EXERCISE TASK => Can the data below be set down again exactly, line for line?

TASK MATERIAL =>
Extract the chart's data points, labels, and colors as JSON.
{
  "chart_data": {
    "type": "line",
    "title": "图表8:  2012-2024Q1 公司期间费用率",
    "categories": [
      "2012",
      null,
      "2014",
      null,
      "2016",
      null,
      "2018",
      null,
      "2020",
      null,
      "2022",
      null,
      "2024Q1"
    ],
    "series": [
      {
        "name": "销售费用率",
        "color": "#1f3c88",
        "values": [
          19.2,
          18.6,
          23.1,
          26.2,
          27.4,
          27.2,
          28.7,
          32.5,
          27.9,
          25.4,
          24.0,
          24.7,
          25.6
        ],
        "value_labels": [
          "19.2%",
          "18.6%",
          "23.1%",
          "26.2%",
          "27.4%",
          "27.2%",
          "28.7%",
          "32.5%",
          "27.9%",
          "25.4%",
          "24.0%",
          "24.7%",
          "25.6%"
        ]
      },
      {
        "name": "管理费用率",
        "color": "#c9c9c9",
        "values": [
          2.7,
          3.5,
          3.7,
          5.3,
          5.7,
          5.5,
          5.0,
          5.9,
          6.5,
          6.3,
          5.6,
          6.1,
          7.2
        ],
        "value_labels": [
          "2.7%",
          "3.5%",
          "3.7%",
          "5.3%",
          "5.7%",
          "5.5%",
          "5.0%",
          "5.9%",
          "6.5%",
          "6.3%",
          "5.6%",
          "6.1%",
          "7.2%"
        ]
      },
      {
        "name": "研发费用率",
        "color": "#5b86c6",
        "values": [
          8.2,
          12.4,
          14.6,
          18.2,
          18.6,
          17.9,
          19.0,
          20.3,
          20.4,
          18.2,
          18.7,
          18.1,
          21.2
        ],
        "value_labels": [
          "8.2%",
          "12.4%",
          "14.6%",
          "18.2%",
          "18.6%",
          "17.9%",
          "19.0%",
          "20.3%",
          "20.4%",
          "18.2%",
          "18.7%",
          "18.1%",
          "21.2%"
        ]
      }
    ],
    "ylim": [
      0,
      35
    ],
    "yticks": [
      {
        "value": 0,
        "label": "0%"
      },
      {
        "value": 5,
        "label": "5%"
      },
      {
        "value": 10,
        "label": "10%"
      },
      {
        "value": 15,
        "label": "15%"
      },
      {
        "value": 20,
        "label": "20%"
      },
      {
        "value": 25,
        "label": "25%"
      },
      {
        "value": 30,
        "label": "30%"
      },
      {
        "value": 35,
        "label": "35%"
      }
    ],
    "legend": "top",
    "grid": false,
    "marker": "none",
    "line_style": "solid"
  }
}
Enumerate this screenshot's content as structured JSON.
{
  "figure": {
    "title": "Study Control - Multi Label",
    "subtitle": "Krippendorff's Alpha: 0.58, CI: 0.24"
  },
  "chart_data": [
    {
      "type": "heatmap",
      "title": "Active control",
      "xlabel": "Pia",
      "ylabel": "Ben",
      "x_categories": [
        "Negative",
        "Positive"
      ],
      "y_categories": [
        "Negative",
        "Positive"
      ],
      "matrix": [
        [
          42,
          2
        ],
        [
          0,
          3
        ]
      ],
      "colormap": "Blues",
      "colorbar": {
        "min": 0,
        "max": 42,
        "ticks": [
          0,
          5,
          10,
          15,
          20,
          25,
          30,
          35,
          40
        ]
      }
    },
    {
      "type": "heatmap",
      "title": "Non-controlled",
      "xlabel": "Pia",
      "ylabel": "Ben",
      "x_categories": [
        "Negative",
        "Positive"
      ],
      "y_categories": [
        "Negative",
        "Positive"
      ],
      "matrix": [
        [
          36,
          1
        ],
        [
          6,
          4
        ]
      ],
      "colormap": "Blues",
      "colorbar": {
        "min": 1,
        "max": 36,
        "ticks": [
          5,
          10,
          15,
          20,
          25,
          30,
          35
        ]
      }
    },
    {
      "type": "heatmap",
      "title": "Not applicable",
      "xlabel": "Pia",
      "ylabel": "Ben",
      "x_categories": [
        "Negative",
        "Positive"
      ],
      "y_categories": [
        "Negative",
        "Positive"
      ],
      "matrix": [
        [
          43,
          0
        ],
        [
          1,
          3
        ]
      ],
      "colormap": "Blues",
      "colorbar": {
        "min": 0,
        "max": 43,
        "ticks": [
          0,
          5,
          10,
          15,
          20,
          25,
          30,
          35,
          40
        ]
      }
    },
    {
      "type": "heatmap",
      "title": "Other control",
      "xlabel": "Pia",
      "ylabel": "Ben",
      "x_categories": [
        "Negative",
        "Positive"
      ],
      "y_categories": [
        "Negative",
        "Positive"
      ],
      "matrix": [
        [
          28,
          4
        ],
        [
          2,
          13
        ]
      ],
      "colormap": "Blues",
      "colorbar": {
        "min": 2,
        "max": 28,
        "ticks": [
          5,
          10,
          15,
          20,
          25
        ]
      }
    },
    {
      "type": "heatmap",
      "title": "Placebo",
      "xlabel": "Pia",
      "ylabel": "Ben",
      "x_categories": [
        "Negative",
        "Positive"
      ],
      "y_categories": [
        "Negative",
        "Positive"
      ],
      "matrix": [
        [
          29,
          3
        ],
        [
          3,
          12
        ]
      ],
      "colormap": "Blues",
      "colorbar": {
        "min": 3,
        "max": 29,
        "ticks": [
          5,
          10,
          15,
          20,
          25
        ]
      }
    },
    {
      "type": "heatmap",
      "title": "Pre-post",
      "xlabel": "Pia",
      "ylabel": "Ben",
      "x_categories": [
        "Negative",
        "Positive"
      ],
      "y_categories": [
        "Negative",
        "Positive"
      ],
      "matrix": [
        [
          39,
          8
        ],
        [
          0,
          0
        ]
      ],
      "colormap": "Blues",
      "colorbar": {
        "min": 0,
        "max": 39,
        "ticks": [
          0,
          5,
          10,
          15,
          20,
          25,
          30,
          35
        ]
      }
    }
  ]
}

PROBLEM SOLUTION =>
Extract the chart's data points, labels, and colors as JSON.
{
  "chart_data": {
    "type": "line",
    "title": "图表8:  2012-2024Q1 公司期间费用率",
    "categories": [
      "2012",
      null,
      "2014",
      null,
      "2016",
      null,
      "2018",
      null,
      "2020",
      null,
      "2022",
      null,
      "2024Q1"
    ],
    "series": [
      {
        "name": "销售费用率",
        "color": "#1f3c88",
        "values": [
          19.2,
          18.6,
          23.1,
          26.2,
          27.4,
          27.2,
          28.7,
          32.5,
          27.9,
          25.4,
          24.0,
          24.7,
          25.6
        ],
        "value_labels": [
          "19.2%",
          "18.6%",
          "23.1%",
          "26.2%",
          "27.4%",
          "27.2%",
          "28.7%",
          "32.5%",
          "27.9%",
          "25.4%",
          "24.0%",
          "24.7%",
          "25.6%"
        ]
      },
      {
        "name": "管理费用率",
        "color": "#c9c9c9",
        "values": [
          2.7,
          3.5,
          3.7,
          5.3,
          5.7,
          5.5,
          5.0,
          5.9,
          6.5,
          6.3,
          5.6,
          6.1,
          7.2
        ],
        "value_labels": [
          "2.7%",
          "3.5%",
          "3.7%",
          "5.3%",
          "5.7%",
          "5.5%",
          "5.0%",
          "5.9%",
          "6.5%",
          "6.3%",
          "5.6%",
          "6.1%",
          "7.2%"
        ]
      },
      {
        "name": "研发费用率",
        "color": "#5b86c6",
        "values": [
          8.2,
          12.4,
          14.6,
          18.2,
          18.6,
          17.9,
          19.0,
          20.3,
          20.4,
          18.2,
          18.7,
          18.1,
          21.2
        ],
        "value_labels": [
          "8.2%",
          "12.4%",
          "14.6%",
          "18.2%",
          "18.6%",
          "17.9%",
          "19.0%",
          "20.3%",
          "20.4%",
          "18.2%",
          "18.7%",
          "18.1%",
          "21.2%"
        ]
      }
    ],
    "ylim": [
      0,
      35
    ],
    "yticks": [
      {
        "value": 0,
        "label": "0%"
      },
      {
        "value": 5,
        "label": "5%"
      },
      {
        "value": 10,
        "label": "10%"
      },
      {
        "value": 15,
        "label": "15%"
      },
      {
        "value": 20,
        "label": "20%"
      },
      {
        "value": 25,
        "label": "25%"
      },
      {
        "value": 30,
        "label": "30%"
      },
      {
        "value": 35,
        "label": "35%"
      }
    ],
    "legend": "top",
    "grid": false,
    "marker": "none",
    "line_style": "solid"
  }
}
Enumerate this screenshot's content as structured JSON.
{
  "figure": {
    "title": "Study Control - Multi Label",
    "subtitle": "Krippendorff's Alpha: 0.58, CI: 0.24"
  },
  "chart_data": [
    {
      "type": "heatmap",
      "title": "Active control",
      "xlabel": "Pia",
      "ylabel": "Ben",
      "x_categories": [
        "Negative",
        "Positive"
      ],
      "y_categories": [
        "Negative",
        "Positive"
      ],
      "matrix": [
        [
          42,
          2
        ],
        [
          0,
          3
        ]
      ],
      "colormap": "Blues",
      "colorbar": {
        "min": 0,
        "max": 42,
        "ticks": [
          0,
          5,
          10,
          15,
          20,
          25,
          30,
          35,
          40
        ]
      }
    },
    {
      "type": "heatmap",
      "title": "Non-controlled",
      "xlabel": "Pia",
      "ylabel": "Ben",
      "x_categories": [
        "Negative",
        "Positive"
      ],
      "y_categories": [
        "Negative",
        "Positive"
      ],
      "matrix": [
        [
          36,
          1
        ],
        [
          6,
          4
        ]
      ],
      "colormap": "Blues",
      "colorbar": {
        "min": 1,
        "max": 36,
        "ticks": [
          5,
          10,
          15,
          20,
          25,
          30,
          35
        ]
      }
    },
    {
      "type": "heatmap",
      "title": "Not applicable",
      "xlabel": "Pia",
      "ylabel": "Ben",
      "x_categories": [
        "Negative",
        "Positive"
      ],
      "y_categories": [
        "Negative",
        "Positive"
      ],
      "matrix": [
        [
          43,
          0
        ],
        [
          1,
          3
        ]
      ],
      "colormap": "Blues",
      "colorbar": {
        "min": 0,
        "max": 43,
        "ticks": [
          0,
          5,
          10,
          15,
          20,
          25,
          30,
          35,
          40
        ]
      }
    },
    {
      "type": "heatmap",
      "title": "Other control",
      "xlabel": "Pia",
      "ylabel": "Ben",
      "x_categories": [
        "Negative",
        "Positive"
      ],
      "y_categories": [
        "Negative",
        "Positive"
      ],
      "matrix": [
        [
          28,
          4
        ],
        [
          2,
          13
        ]
      ],
      "colormap": "Blues",
      "colorbar": {
        "min": 2,
        "max": 28,
        "ticks": [
          5,
          10,
          15,
          20,
          25
        ]
      }
    },
    {
      "type": "heatmap",
      "title": "Placebo",
      "xlabel": "Pia",
      "ylabel": "Ben",
      "x_categories": [
        "Negative",
        "Positive"
      ],
      "y_categories": [
        "Negative",
        "Positive"
      ],
      "matrix": [
        [
          29,
          3
        ],
        [
          3,
          12
        ]
      ],
      "colormap": "Blues",
      "colorbar": {
        "min": 3,
        "max": 29,
        "ticks": [
          5,
          10,
          15,
          20,
          25
        ]
      }
    },
    {
      "type": "heatmap",
      "title": "Pre-post",
      "xlabel": "Pia",
      "ylabel": "Ben",
      "x_categories": [
        "Negative",
        "Positive"
      ],
      "y_categories": [
        "Negative",
        "Positive"
      ],
      "matrix": [
        [
          39,
          8
        ],
        [
          0,
          0
        ]
      ],
      "colormap": "Blues",
      "colorbar": {
        "min": 0,
        "max": 39,
        "ticks": [
          0,
          5,
          10,
          15,
          20,
          25,
          30,
          35
        ]
      }
    }
  ]
}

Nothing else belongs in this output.